Given records:

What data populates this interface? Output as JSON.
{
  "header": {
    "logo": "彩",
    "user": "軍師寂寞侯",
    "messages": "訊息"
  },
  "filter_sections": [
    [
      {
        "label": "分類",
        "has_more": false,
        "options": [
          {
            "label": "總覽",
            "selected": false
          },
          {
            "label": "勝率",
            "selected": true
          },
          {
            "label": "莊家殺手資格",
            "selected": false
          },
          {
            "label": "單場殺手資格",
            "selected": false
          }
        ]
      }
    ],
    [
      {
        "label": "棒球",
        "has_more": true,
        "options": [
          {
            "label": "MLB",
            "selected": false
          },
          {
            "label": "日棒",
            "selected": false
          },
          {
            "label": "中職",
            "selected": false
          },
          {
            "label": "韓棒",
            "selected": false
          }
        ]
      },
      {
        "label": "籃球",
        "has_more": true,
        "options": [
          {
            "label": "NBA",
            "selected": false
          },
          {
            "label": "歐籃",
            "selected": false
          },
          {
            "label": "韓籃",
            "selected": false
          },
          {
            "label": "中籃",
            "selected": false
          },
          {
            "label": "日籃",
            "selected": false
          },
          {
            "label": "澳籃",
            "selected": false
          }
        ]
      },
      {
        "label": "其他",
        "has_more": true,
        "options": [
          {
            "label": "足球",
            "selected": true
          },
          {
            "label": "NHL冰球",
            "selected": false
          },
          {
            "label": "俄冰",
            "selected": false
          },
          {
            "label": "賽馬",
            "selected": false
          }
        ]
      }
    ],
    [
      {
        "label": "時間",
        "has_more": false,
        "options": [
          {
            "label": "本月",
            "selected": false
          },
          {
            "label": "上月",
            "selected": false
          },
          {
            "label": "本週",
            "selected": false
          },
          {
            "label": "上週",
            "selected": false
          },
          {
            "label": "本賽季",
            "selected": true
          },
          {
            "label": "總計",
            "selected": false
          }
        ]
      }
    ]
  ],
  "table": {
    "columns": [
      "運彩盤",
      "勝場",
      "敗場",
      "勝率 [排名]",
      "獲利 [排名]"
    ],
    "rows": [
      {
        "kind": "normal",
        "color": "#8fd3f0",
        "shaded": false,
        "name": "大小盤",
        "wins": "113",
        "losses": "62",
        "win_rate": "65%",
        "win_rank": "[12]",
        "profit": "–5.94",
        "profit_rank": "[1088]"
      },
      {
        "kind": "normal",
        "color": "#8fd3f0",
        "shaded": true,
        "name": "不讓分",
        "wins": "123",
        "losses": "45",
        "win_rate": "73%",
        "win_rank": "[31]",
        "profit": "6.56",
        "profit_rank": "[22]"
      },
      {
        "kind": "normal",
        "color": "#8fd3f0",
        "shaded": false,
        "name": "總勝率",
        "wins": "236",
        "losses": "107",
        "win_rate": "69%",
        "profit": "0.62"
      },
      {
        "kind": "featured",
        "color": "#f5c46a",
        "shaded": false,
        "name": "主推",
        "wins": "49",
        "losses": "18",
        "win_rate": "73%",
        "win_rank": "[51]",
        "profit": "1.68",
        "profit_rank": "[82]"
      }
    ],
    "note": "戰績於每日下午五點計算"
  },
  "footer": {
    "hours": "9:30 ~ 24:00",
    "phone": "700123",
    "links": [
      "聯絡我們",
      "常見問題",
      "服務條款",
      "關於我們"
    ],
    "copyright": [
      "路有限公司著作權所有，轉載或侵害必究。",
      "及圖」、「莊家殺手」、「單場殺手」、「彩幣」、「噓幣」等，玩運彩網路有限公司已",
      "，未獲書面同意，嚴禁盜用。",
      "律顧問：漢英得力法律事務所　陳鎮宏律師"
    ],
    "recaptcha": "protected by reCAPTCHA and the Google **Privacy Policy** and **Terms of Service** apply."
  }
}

Set exercise: Your task is to print the whole listing again exactly.

Answer to the problem:
What data populates this interface? Output as JSON.
{
  "header": {
    "logo": "彩",
    "user": "軍師寂寞侯",
    "messages": "訊息"
  },
  "filter_sections": [
    [
      {
        "label": "分類",
        "has_more": false,
        "options": [
          {
            "label": "總覽",
            "selected": false
          },
          {
            "label": "勝率",
            "selected": true
          },
          {
            "label": "莊家殺手資格",
            "selected": false
          },
          {
            "label": "單場殺手資格",
            "selected": false
          }
        ]
      }
    ],
    [
      {
        "label": "棒球",
        "has_more": true,
        "options": [
          {
            "label": "MLB",
            "selected": false
          },
          {
            "label": "日棒",
            "selected": false
          },
          {
            "label": "中職",
            "selected": false
          },
          {
            "label": "韓棒",
            "selected": false
          }
        ]
      },
      {
        "label": "籃球",
        "has_more": true,
        "options": [
          {
            "label": "NBA",
            "selected": false
          },
          {
            "label": "歐籃",
            "selected": false
          },
          {
            "label": "韓籃",
            "selected": false
          },
          {
            "label": "中籃",
            "selected": false
          },
          {
            "label": "日籃",
            "selected": false
          },
          {
            "label": "澳籃",
            "selected": false
          }
        ]
      },
      {
        "label": "其他",
        "has_more": true,
        "options": [
          {
            "label": "足球",
            "selected": true
          },
          {
            "label": "NHL冰球",
            "selected": false
          },
          {
            "label": "俄冰",
            "selected": false
          },
          {
            "label": "賽馬",
            "selected": false
          }
        ]
      }
    ],
    [
      {
        "label": "時間",
        "has_more": false,
        "options": [
          {
            "label": "本月",
            "selected": false
          },
          {
            "label": "上月",
            "selected": false
          },
          {
            "label": "本週",
            "selected": false
          },
          {
            "label": "上週",
            "selected": false
          },
          {
            "label": "本賽季",
            "selected": true
          },
          {
            "label": "總計",
            "selected": false
          }
        ]
      }
    ]
  ],
  "table": {
    "columns": [
      "運彩盤",
      "勝場",
      "敗場",
      "勝率 [排名]",
      "獲利 [排名]"
    ],
    "rows": [
      {
        "kind": "normal",
        "color": "#8fd3f0",
        "shaded": false,
        "name": "大小盤",
        "wins": "113",
        "losses": "62",
        "win_rate": "65%",
        "win_rank": "[12]",
        "profit": "–5.94",
        "profit_rank": "[1088]"
      },
      {
        "kind": "normal",
        "color": "#8fd3f0",
        "shaded": true,
        "name": "不讓分",
        "wins": "123",
        "losses": "45",
        "win_rate": "73%",
        "win_rank": "[31]",
        "profit": "6.56",
        "profit_rank": "[22]"
      },
      {
        "kind": "normal",
        "color": "#8fd3f0",
        "shaded": false,
        "name": "總勝率",
        "wins": "236",
        "losses": "107",
        "win_rate": "69%",
        "profit": "0.62"
      },
      {
        "kind": "featured",
        "color": "#f5c46a",
        "shaded": false,
        "name": "主推",
        "wins": "49",
        "losses": "18",
        "win_rate": "73%",
        "win_rank": "[51]",
        "profit": "1.68",
        "profit_rank": "[82]"
      }
    ],
    "note": "戰績於每日下午五點計算"
  },
  "footer": {
    "hours": "9:30 ~ 24:00",
    "phone": "700123",
    "links": [
      "聯絡我們",
      "常見問題",
      "服務條款",
      "關於我們"
    ],
    "copyright": [
      "路有限公司著作權所有，轉載或侵害必究。",
      "及圖」、「莊家殺手」、「單場殺手」、「彩幣」、「噓幣」等，玩運彩網路有限公司已",
      "，未獲書面同意，嚴禁盜用。",
      "律顧問：漢英得力法律事務所　陳鎮宏律師"
    ],
    "recaptcha": "protected by reCAPTCHA and the Google **Privacy Policy** and **Terms of Service** apply."
  }
}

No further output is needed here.